start

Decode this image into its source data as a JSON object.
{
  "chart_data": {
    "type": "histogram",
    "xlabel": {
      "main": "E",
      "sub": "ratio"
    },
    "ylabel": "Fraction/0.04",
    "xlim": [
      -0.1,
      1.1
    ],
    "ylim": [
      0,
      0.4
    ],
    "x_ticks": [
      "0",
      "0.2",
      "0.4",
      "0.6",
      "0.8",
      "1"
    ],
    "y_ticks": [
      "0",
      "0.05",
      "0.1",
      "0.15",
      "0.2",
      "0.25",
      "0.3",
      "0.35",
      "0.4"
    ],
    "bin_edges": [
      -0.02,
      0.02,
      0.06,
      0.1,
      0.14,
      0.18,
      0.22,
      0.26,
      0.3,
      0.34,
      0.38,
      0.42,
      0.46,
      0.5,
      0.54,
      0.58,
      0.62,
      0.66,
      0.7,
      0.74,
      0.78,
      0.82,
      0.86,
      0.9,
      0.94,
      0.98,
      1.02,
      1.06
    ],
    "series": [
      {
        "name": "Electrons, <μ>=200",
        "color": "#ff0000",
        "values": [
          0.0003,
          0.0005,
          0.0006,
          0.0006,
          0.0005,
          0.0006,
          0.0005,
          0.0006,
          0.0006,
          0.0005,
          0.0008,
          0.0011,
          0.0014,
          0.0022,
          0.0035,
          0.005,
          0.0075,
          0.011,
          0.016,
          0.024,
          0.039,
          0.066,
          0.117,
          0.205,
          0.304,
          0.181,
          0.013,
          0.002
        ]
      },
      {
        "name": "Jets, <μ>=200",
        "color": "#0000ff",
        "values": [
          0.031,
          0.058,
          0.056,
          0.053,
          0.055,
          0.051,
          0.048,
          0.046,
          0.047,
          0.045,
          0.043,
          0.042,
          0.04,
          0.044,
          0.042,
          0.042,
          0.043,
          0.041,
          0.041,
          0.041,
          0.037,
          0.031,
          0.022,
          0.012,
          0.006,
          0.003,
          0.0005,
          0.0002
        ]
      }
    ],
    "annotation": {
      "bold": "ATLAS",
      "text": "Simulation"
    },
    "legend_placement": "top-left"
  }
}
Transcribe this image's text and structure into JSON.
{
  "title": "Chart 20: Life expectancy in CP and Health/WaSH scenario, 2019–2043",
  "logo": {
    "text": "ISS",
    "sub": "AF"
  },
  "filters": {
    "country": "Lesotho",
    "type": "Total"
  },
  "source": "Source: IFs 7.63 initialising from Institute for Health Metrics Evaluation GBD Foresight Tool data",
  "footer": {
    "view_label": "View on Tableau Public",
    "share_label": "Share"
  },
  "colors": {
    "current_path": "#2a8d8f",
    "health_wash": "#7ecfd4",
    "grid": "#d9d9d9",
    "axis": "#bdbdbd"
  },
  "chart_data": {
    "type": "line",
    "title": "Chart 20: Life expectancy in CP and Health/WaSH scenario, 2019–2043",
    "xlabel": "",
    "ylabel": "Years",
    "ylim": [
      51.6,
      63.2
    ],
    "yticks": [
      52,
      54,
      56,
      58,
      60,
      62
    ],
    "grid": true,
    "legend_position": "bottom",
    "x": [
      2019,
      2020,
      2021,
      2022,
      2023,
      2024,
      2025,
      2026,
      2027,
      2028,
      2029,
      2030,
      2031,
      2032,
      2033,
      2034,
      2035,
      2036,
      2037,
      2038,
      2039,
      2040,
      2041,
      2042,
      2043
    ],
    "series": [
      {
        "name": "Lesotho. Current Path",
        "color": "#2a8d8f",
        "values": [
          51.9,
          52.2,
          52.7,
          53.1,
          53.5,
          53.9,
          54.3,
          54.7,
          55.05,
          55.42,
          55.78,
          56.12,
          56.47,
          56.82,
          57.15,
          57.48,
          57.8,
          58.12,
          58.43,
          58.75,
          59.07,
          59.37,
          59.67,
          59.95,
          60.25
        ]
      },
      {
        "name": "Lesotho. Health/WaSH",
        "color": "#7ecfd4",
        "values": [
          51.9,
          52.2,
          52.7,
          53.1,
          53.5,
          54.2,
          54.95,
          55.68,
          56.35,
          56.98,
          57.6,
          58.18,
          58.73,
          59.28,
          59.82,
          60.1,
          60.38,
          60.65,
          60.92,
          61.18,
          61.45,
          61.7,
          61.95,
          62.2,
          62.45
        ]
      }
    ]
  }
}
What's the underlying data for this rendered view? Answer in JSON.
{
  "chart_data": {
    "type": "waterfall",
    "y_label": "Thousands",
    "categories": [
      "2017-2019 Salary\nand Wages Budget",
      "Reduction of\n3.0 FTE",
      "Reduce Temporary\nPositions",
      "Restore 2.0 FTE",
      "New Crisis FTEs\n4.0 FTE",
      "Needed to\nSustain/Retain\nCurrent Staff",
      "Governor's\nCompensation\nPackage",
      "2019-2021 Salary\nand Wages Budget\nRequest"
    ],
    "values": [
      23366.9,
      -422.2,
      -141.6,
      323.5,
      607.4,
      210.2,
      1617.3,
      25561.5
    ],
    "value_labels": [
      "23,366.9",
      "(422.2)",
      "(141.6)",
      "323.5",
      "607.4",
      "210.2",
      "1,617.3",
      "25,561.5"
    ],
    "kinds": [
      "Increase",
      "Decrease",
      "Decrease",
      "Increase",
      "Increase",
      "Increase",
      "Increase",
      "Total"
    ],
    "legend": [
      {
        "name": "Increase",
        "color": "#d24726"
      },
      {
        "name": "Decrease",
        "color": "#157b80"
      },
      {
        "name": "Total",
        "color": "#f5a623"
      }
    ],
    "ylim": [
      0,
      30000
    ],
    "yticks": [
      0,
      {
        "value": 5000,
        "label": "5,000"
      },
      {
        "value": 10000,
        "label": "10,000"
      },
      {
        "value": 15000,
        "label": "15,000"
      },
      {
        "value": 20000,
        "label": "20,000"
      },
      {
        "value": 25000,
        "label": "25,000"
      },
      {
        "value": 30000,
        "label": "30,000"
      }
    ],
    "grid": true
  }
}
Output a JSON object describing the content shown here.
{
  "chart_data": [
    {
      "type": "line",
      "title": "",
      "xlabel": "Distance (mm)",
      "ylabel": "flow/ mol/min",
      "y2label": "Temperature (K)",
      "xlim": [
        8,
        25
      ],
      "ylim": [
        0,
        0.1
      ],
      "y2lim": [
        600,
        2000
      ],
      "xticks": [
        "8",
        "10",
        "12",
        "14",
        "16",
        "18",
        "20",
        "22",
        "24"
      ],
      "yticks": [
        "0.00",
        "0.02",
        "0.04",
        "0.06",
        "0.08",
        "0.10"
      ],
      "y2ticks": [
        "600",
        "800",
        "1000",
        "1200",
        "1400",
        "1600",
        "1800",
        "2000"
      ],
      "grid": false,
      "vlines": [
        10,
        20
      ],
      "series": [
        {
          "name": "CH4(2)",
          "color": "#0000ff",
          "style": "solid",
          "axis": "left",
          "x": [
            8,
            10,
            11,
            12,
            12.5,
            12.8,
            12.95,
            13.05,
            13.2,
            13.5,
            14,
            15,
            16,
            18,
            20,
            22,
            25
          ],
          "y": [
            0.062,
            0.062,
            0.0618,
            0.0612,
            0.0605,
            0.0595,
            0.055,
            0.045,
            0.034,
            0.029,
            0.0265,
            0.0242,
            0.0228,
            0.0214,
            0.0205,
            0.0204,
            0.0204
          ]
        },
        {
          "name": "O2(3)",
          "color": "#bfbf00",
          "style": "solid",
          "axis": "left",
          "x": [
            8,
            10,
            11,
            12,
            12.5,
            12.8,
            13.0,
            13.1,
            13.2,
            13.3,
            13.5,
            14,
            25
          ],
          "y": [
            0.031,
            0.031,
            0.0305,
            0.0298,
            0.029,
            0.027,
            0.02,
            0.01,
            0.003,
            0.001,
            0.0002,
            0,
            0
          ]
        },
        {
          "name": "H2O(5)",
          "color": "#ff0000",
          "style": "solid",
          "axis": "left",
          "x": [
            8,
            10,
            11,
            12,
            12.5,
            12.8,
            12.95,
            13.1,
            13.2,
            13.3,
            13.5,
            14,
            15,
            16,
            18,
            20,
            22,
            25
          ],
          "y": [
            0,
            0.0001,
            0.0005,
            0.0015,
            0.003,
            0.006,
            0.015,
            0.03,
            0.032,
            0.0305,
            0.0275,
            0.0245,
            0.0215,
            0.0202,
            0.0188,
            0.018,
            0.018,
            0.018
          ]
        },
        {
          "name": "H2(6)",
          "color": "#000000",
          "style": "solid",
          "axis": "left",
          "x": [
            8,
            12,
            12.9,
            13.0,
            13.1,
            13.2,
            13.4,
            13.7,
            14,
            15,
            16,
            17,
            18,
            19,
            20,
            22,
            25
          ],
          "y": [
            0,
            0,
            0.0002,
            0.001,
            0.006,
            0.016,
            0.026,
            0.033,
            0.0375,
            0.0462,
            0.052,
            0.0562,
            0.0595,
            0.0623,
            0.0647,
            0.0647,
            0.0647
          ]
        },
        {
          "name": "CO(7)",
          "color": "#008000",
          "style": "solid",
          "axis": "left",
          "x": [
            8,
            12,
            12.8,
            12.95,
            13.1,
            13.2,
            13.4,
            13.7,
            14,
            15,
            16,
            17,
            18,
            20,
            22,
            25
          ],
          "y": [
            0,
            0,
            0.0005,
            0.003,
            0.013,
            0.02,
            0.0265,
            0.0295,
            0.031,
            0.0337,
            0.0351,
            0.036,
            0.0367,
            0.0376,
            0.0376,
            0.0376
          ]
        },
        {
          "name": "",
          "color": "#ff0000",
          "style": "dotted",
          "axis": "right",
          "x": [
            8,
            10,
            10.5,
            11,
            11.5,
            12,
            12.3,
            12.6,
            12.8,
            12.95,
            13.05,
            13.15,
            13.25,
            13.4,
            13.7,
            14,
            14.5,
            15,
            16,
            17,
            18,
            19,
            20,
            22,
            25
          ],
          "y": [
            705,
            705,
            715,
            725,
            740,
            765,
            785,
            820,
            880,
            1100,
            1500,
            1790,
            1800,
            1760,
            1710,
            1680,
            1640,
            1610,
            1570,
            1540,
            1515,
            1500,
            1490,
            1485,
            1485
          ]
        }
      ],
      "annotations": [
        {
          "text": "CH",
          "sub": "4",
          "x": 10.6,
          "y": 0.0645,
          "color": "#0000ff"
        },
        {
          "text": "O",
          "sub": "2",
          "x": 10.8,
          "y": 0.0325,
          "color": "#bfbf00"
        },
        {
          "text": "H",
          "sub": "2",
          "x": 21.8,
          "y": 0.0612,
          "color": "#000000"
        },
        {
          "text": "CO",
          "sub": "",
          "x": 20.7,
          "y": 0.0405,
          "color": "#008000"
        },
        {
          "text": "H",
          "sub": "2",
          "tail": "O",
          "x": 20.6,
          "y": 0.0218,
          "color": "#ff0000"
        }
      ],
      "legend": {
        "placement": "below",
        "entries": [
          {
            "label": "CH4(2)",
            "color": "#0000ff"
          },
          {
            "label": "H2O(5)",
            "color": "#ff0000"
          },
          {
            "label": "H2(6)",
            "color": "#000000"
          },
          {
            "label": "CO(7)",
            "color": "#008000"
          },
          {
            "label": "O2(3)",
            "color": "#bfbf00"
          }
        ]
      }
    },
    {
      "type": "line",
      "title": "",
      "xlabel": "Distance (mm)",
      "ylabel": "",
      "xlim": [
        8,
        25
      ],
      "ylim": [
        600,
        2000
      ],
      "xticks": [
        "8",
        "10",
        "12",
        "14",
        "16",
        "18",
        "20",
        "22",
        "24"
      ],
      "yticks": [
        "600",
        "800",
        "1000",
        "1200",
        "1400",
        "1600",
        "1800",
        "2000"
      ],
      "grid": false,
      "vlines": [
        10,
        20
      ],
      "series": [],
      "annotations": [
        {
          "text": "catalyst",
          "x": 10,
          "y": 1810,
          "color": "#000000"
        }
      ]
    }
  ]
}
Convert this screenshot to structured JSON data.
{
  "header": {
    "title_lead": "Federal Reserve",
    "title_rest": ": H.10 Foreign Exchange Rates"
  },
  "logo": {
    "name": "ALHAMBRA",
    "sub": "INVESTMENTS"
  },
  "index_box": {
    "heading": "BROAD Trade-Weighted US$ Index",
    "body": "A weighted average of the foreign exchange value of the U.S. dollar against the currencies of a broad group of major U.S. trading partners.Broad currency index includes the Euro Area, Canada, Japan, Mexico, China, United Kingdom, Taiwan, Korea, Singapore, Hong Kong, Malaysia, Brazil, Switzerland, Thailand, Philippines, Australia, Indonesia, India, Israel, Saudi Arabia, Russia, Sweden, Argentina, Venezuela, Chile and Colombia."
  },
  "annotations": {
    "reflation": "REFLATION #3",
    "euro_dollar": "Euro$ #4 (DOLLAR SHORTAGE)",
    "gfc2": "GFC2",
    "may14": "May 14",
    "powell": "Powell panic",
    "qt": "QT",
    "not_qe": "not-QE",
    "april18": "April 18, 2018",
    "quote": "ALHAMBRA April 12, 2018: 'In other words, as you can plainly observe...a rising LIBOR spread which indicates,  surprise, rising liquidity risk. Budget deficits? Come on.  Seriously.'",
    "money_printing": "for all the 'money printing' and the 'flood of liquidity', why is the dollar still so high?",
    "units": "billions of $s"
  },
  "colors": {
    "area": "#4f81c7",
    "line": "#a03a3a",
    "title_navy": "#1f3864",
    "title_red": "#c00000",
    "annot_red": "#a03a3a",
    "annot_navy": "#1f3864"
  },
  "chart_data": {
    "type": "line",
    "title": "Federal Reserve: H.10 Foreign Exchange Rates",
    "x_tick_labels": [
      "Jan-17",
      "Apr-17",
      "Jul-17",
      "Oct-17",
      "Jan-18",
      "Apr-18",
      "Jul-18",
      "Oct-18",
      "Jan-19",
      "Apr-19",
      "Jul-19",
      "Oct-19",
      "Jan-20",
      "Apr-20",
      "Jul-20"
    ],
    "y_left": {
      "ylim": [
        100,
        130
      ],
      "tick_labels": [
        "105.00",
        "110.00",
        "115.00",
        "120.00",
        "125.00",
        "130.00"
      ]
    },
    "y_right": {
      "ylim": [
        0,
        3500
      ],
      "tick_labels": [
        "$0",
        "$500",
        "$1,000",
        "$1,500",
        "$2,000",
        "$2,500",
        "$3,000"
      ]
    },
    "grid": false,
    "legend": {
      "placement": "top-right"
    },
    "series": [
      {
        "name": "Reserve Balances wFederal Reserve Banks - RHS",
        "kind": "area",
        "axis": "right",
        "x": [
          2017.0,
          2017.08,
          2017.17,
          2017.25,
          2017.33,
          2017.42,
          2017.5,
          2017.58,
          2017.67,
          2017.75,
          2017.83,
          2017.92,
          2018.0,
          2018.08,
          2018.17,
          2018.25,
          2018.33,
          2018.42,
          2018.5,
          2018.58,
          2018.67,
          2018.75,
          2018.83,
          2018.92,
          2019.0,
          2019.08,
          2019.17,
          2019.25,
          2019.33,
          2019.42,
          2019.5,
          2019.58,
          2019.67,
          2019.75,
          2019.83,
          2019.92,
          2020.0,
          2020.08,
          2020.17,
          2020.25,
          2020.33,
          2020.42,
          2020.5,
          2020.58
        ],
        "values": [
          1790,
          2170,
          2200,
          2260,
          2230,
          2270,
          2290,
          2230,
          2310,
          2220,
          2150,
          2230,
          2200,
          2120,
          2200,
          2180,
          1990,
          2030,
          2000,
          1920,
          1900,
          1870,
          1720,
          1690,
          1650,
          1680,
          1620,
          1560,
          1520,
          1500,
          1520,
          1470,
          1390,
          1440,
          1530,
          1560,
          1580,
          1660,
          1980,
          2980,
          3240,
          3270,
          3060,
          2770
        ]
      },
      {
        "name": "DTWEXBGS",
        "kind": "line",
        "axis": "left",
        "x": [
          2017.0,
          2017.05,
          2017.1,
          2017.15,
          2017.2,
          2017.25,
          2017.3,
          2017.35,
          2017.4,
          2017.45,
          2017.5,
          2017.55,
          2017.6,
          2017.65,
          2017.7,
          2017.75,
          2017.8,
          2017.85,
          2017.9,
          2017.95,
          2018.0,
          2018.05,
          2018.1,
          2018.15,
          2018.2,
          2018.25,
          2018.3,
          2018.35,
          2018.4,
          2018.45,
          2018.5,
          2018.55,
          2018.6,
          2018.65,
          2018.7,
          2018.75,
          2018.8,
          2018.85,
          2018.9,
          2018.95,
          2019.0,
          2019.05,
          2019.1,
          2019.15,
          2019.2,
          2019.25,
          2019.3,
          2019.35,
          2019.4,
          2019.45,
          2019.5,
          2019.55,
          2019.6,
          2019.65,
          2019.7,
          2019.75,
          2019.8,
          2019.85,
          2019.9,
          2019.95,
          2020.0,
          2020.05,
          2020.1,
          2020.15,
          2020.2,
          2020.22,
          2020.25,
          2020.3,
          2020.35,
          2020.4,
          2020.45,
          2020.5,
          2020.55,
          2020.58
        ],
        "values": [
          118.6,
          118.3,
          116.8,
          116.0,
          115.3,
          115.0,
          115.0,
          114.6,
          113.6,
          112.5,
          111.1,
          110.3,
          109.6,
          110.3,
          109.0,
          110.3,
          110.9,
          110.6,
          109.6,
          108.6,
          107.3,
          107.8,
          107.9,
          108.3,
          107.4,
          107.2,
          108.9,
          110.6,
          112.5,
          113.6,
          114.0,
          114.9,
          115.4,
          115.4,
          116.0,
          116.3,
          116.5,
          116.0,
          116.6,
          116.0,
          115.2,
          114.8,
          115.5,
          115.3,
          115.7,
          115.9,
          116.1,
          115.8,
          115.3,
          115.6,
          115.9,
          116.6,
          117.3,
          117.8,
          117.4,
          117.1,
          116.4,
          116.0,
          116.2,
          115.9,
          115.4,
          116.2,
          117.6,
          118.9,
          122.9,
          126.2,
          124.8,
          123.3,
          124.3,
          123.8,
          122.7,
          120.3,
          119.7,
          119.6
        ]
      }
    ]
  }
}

end

## EXERCISE TASK
Return every line above that contains the word "text".

## SOLUTION TO THIS PROBLEM
      "text": "Simulation"
Transcribe this image's text and structure into JSON.
    "text": "ISS",
          "text": "CH",
          "text": "O",
          "text": "H",
          "text": "CO",
          "text": "H",
          "text": "catalyst",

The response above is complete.